→ **YOUR INSTRUCTIONS**: Number every line in the rows below as a list. Skip blank lines and leave the pictures out.

▬▬▬

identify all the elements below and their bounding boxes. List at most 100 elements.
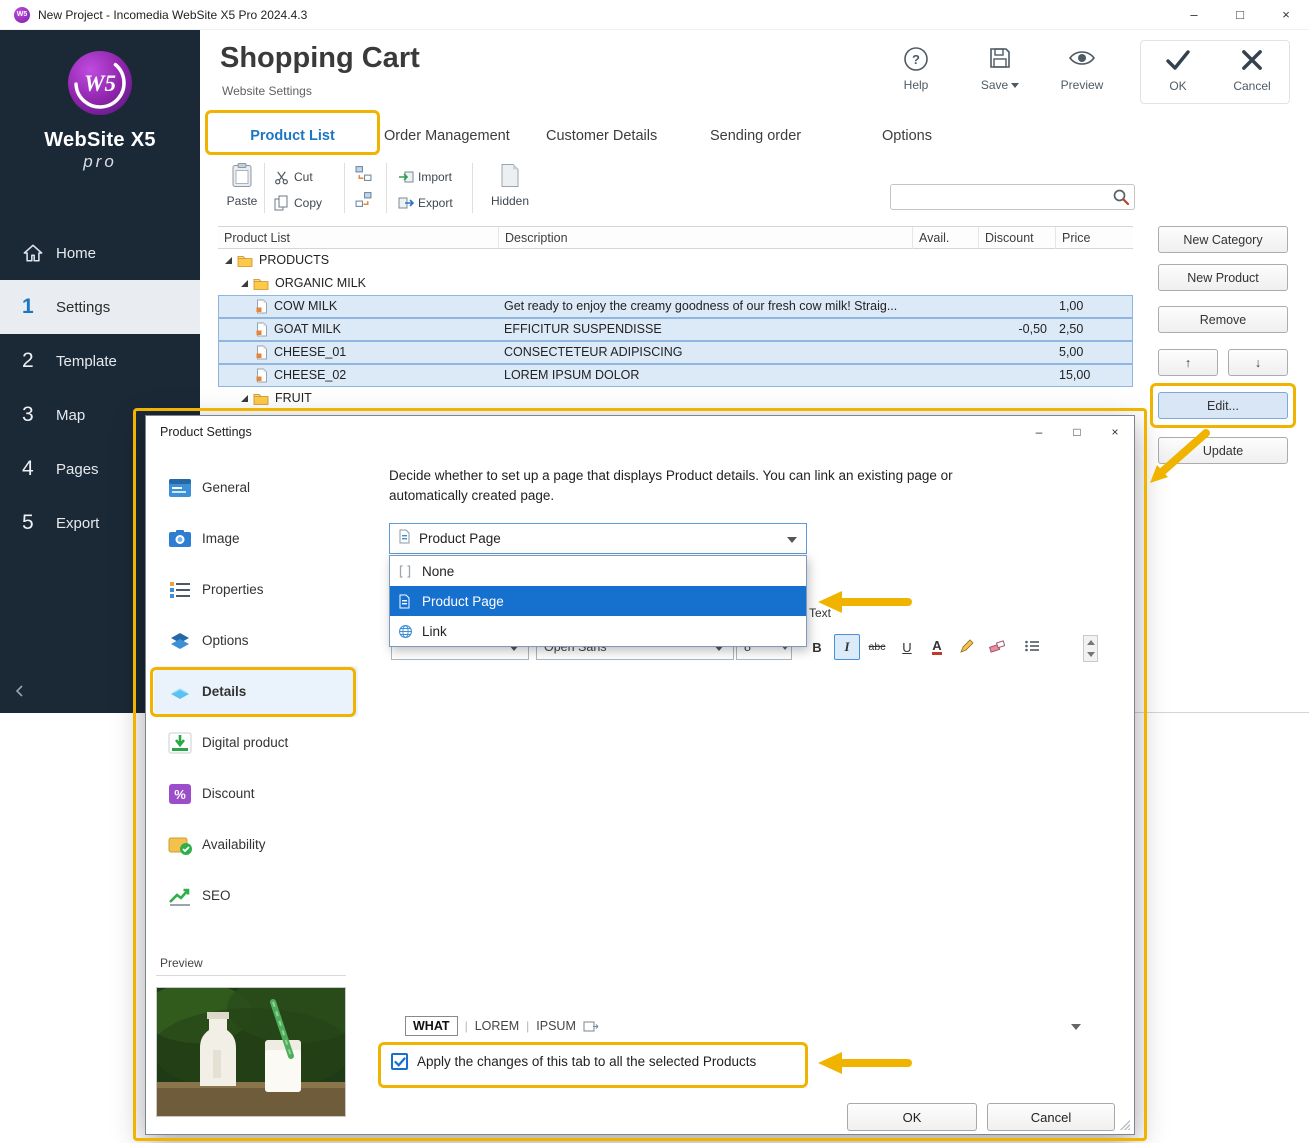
column-header-product-list[interactable]: Product List: [218, 227, 498, 249]
dialog-nav-label: Options: [202, 633, 249, 648]
cut-button[interactable]: Cut: [274, 166, 313, 188]
dropdown-option-product-page[interactable]: Product Page: [390, 586, 806, 616]
product-row[interactable]: CHEESE_01 CONSECTETEUR ADIPISCING 5,00: [218, 341, 1133, 364]
move-level-up-button[interactable]: [352, 165, 374, 187]
dialog-close-button[interactable]: ×: [1096, 417, 1134, 447]
row-name: GOAT MILK: [274, 322, 341, 336]
dialog-maximize-button[interactable]: □: [1058, 417, 1096, 447]
dialog-nav-discount[interactable]: % Discount: [154, 768, 358, 819]
properties-icon: [168, 579, 202, 601]
product-row[interactable]: COW MILK Get ready to enjoy the creamy go…: [218, 295, 1133, 318]
tab-customer-details[interactable]: Customer Details: [546, 118, 657, 155]
search-icon[interactable]: [1108, 188, 1134, 206]
dialog-cancel-button[interactable]: Cancel: [987, 1103, 1115, 1131]
sidebar-item-template[interactable]: 2 Template: [0, 334, 200, 388]
dialog-nav-options[interactable]: Options: [154, 615, 358, 666]
dialog-nav-details[interactable]: Details: [154, 666, 358, 717]
font-color-button[interactable]: A: [924, 634, 950, 660]
clear-format-button[interactable]: [984, 634, 1010, 660]
product-row[interactable]: GOAT MILK EFFICITUR SUSPENDISSE -0,50 2,50: [218, 318, 1133, 341]
dialog-nav-availability[interactable]: Availability: [154, 819, 358, 870]
import-button[interactable]: Import: [398, 166, 452, 188]
new-category-button[interactable]: New Category: [1158, 226, 1288, 253]
italic-button[interactable]: I: [834, 634, 860, 660]
move-up-button[interactable]: ↑: [1158, 349, 1218, 376]
save-button[interactable]: Save: [972, 46, 1028, 92]
tab-product-list[interactable]: Product List: [205, 118, 380, 155]
edit-button[interactable]: Edit...: [1158, 392, 1288, 419]
column-header-description[interactable]: Description: [498, 227, 912, 249]
editor-tab-what[interactable]: WHAT: [405, 1016, 458, 1036]
combobox-value: Product Page: [419, 531, 501, 546]
editor-scrollbar[interactable]: [1083, 635, 1098, 662]
bullet-list-button[interactable]: [1019, 634, 1045, 660]
paste-button[interactable]: Paste: [220, 162, 264, 208]
column-header-avail[interactable]: Avail.: [912, 227, 978, 249]
add-language-icon[interactable]: [583, 1020, 599, 1033]
dropdown-option-label: Product Page: [422, 593, 504, 609]
collapse-sidebar-button[interactable]: [14, 681, 34, 701]
bold-button[interactable]: B: [804, 634, 830, 660]
apply-all-checkbox[interactable]: [391, 1053, 408, 1070]
tab-order-management[interactable]: Order Management: [384, 118, 510, 155]
expand-triangle-icon[interactable]: [240, 394, 253, 403]
cell-description: CONSECTETEUR ADIPISCING: [504, 345, 683, 359]
minimize-button[interactable]: –: [1171, 0, 1217, 30]
dialog-nav-digital-product[interactable]: Digital product: [154, 717, 358, 768]
column-header-price[interactable]: Price: [1055, 227, 1133, 249]
search-input[interactable]: [891, 186, 1108, 208]
folder-icon: [253, 277, 269, 290]
move-down-button[interactable]: ↓: [1228, 349, 1288, 376]
toolbar: Paste Cut Copy Import Export Hidden: [0, 158, 1309, 220]
tab-sending-order[interactable]: Sending order: [710, 118, 801, 155]
maximize-button[interactable]: □: [1217, 0, 1263, 30]
dialog-nav-general[interactable]: General: [154, 462, 358, 513]
dialog-nav-seo[interactable]: SEO: [154, 870, 358, 921]
strikethrough-button[interactable]: abc: [864, 634, 890, 660]
export-button[interactable]: Export: [398, 192, 453, 214]
editor-tab-ipsum[interactable]: IPSUM: [536, 1019, 576, 1033]
dialog-nav-image[interactable]: Image: [154, 513, 358, 564]
resize-grip[interactable]: [1118, 1118, 1130, 1130]
underline-button[interactable]: U: [894, 634, 920, 660]
expand-triangle-icon[interactable]: [240, 279, 253, 288]
expand-triangle-icon[interactable]: [224, 256, 237, 265]
titlebar: W5 New Project - Incomedia WebSite X5 Pr…: [0, 0, 1309, 30]
chevron-down-icon: [787, 537, 797, 543]
cancel-button[interactable]: Cancel: [1222, 47, 1282, 93]
cell-discount: -0,50: [1018, 322, 1048, 336]
category-row[interactable]: ORGANIC MILK: [218, 272, 1133, 295]
update-button[interactable]: Update: [1158, 437, 1288, 464]
ok-cancel-panel: OK Cancel: [1140, 40, 1290, 104]
sidebar-item-settings[interactable]: 1 Settings: [0, 280, 200, 334]
ok-button[interactable]: OK: [1148, 47, 1208, 93]
highlight-button[interactable]: [954, 634, 980, 660]
tab-options[interactable]: Options: [882, 118, 932, 155]
new-product-button[interactable]: New Product: [1158, 264, 1288, 291]
row-name: FRUIT: [275, 391, 312, 405]
editor-tab-lorem[interactable]: LOREM: [475, 1019, 519, 1033]
column-header-discount[interactable]: Discount: [978, 227, 1055, 249]
move-level-down-button[interactable]: [352, 191, 374, 213]
step-number: 4: [22, 457, 34, 480]
dropdown-option-none[interactable]: None: [390, 556, 806, 586]
product-row[interactable]: CHEESE_02 LOREM IPSUM DOLOR 15,00: [218, 364, 1133, 387]
copy-button[interactable]: Copy: [274, 192, 322, 214]
product-page-combobox[interactable]: Product Page: [389, 523, 807, 554]
tab-list-chevron-icon[interactable]: [1071, 1024, 1081, 1030]
preview-button[interactable]: Preview: [1054, 46, 1110, 92]
category-row[interactable]: PRODUCTS: [218, 249, 1133, 272]
dropdown-option-link[interactable]: Link: [390, 616, 806, 646]
page-dropdown-list: None Product Page Link: [389, 555, 807, 647]
dialog-ok-button[interactable]: OK: [847, 1103, 977, 1131]
close-button[interactable]: ×: [1263, 0, 1309, 30]
sidebar-item-home[interactable]: Home: [0, 226, 200, 280]
category-row[interactable]: FRUIT: [218, 387, 1133, 410]
hidden-button[interactable]: Hidden: [488, 162, 532, 208]
remove-button[interactable]: Remove: [1158, 306, 1288, 333]
cell-price: 5,00: [1059, 345, 1084, 359]
dialog-nav-label: General: [202, 480, 251, 495]
dialog-minimize-button[interactable]: –: [1020, 417, 1058, 447]
help-button[interactable]: ? Help: [888, 46, 944, 92]
dialog-nav-properties[interactable]: Properties: [154, 564, 358, 615]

▬▬▬

→ **WRITTEN SOLUTION**:
1. identify all the elements below and their bounding boxes. List at most 100 elements.
2. column-header-product-list[interactable]: Product List: [218, 227, 498, 249]
3. dialog-nav-label: Options: [202, 633, 249, 648]
4. cut-button[interactable]: Cut: [274, 166, 313, 188]
5. dropdown-option-product-page[interactable]: Product Page: [390, 586, 806, 616]
6. product-row[interactable]: CHEESE_01 CONSECTETEUR ADIPISCING 5,00: [218, 341, 1133, 364]
7. move-level-up-button[interactable]: [352, 165, 374, 187]
8. dialog-close-button[interactable]: ×: [1096, 417, 1134, 447]
9. row-name: GOAT MILK: [274, 322, 341, 336]
10. dialog-maximize-button[interactable]: □: [1058, 417, 1096, 447]
11. dialog-nav-discount[interactable]: % Discount: [154, 768, 358, 819]
12. properties-icon: [168, 579, 202, 601]
13. product-row[interactable]: COW MILK Get ready to enjoy the creamy go…: [218, 295, 1133, 318]
14. tab-customer-details[interactable]: Customer Details: [546, 118, 657, 155]
15. search-icon[interactable]: [1108, 188, 1134, 206]
16. dialog-cancel-button[interactable]: Cancel: [987, 1103, 1115, 1131]
17. sidebar-item-template[interactable]: 2 Template: [0, 334, 200, 388]
18. dialog-nav-options[interactable]: Options: [154, 615, 358, 666]
19. dialog-nav-details[interactable]: Details: [154, 666, 358, 717]
20. font-color-button[interactable]: A: [924, 634, 950, 660]
21. clear-format-button[interactable]: [984, 634, 1010, 660]
22. product-row[interactable]: GOAT MILK EFFICITUR SUSPENDISSE -0,50 2,50: [218, 318, 1133, 341]
23. dialog-nav-availability[interactable]: Availability: [154, 819, 358, 870]
24. import-button[interactable]: Import: [398, 166, 452, 188]
25. new-category-button[interactable]: New Category: [1158, 226, 1288, 253]
26. italic-button[interactable]: I: [834, 634, 860, 660]
27. move-up-button[interactable]: ↑: [1158, 349, 1218, 376]
28. save-button[interactable]: Save: [972, 46, 1028, 92]
29. tab-product-list[interactable]: Product List: [205, 118, 380, 155]
30. edit-button[interactable]: Edit...: [1158, 392, 1288, 419]
31. column-header-description[interactable]: Description: [498, 227, 912, 249]
32. editor-tab-what[interactable]: WHAT: [405, 1016, 458, 1036]
33. combobox-value: Product Page: [419, 531, 501, 546]
34. editor-scrollbar[interactable]: [1083, 635, 1098, 662]
35. bullet-list-button[interactable]: [1019, 634, 1045, 660]
36. paste-button[interactable]: Paste: [220, 162, 264, 208]
37. column-header-avail[interactable]: Avail.: [912, 227, 978, 249]
38. add-language-icon[interactable]: [583, 1020, 599, 1033]
39. dropdown-option-label: Product Page: [422, 593, 504, 609]
40. collapse-sidebar-button[interactable]: [14, 681, 34, 701]
41. bold-button[interactable]: B: [804, 634, 830, 660]
42. apply-all-checkbox[interactable]: [391, 1053, 408, 1070]
43. tab-order-management[interactable]: Order Management: [384, 118, 510, 155]
44. expand-triangle-icon[interactable]: [240, 394, 253, 403]
45. cell-description: CONSECTETEUR ADIPISCING: [504, 345, 683, 359]
46. minimize-button[interactable]: –: [1171, 0, 1217, 30]
47. dialog-nav-digital-product[interactable]: Digital product: [154, 717, 358, 768]
48. column-header-price[interactable]: Price: [1055, 227, 1133, 249]
49. search-input[interactable]: [891, 186, 1108, 208]
50. folder-icon: [253, 277, 269, 290]
51. move-down-button[interactable]: ↓: [1228, 349, 1288, 376]
52. toolbar: Paste Cut Copy Import Export Hidden: [0, 158, 1309, 220]
53. tab-sending-order[interactable]: Sending order: [710, 118, 801, 155]
54. maximize-button[interactable]: □: [1217, 0, 1263, 30]
55. dialog-nav-general[interactable]: General: [154, 462, 358, 513]
56. dialog-nav-seo[interactable]: SEO: [154, 870, 358, 921]
57. strikethrough-button[interactable]: abc: [864, 634, 890, 660]
58. export-button[interactable]: Export: [398, 192, 453, 214]
59. editor-tab-ipsum[interactable]: IPSUM: [536, 1019, 576, 1033]
60. dialog-nav-image[interactable]: Image: [154, 513, 358, 564]
61. resize-grip[interactable]: [1118, 1118, 1130, 1130]
62. underline-button[interactable]: U: [894, 634, 920, 660]
63. expand-triangle-icon[interactable]: [240, 279, 253, 288]
64. expand-triangle-icon[interactable]: [224, 256, 237, 265]
65. titlebar: W5 New Project - Incomedia WebSite X5 Pr…: [0, 0, 1309, 30]
66. chevron-down-icon: [787, 537, 797, 543]
67. cancel-button[interactable]: Cancel: [1222, 47, 1282, 93]
68. cell-discount: -0,50: [1018, 322, 1048, 336]
69. category-row[interactable]: ORGANIC MILK: [218, 272, 1133, 295]
70. update-button[interactable]: Update: [1158, 437, 1288, 464]
71. ok-cancel-panel: OK Cancel: [1140, 40, 1290, 104]
72. sidebar-item-settings[interactable]: 1 Settings: [0, 280, 200, 334]
73. ok-button[interactable]: OK: [1148, 47, 1208, 93]
74. highlight-button[interactable]: [954, 634, 980, 660]
75. tab-options[interactable]: Options: [882, 118, 932, 155]
76. new-product-button[interactable]: New Product: [1158, 264, 1288, 291]
77. row-name: FRUIT: [275, 391, 312, 405]
78. editor-tab-lorem[interactable]: LOREM: [475, 1019, 519, 1033]
79. column-header-discount[interactable]: Discount: [978, 227, 1055, 249]
80. move-level-down-button[interactable]: [352, 191, 374, 213]
81. step-number: 4: [22, 457, 34, 480]
82. dropdown-option-none[interactable]: None: [390, 556, 806, 586]
83. product-row[interactable]: CHEESE_02 LOREM IPSUM DOLOR 15,00: [218, 364, 1133, 387]
84. copy-button[interactable]: Copy: [274, 192, 322, 214]
85. product-page-combobox[interactable]: Product Page: [389, 523, 807, 554]
86. tab-list-chevron-icon[interactable]: [1071, 1024, 1081, 1030]
87. preview-button[interactable]: Preview: [1054, 46, 1110, 92]
88. category-row[interactable]: PRODUCTS: [218, 249, 1133, 272]
89. dropdown-option-link[interactable]: Link: [390, 616, 806, 646]
90. page-dropdown-list: None Product Page Link: [389, 555, 807, 647]
91. dialog-ok-button[interactable]: OK: [847, 1103, 977, 1131]
92. close-button[interactable]: ×: [1263, 0, 1309, 30]
93. sidebar-item-home[interactable]: Home: [0, 226, 200, 280]
94. category-row[interactable]: FRUIT: [218, 387, 1133, 410]
95. hidden-button[interactable]: Hidden: [488, 162, 532, 208]
96. remove-button[interactable]: Remove: [1158, 306, 1288, 333]
97. cell-price: 5,00: [1059, 345, 1084, 359]
98. dialog-nav-label: General: [202, 480, 251, 495]
99. dialog-minimize-button[interactable]: –: [1020, 417, 1058, 447]
100. help-button[interactable]: ? Help: [888, 46, 944, 92]
101. dialog-nav-properties[interactable]: Properties: [154, 564, 358, 615]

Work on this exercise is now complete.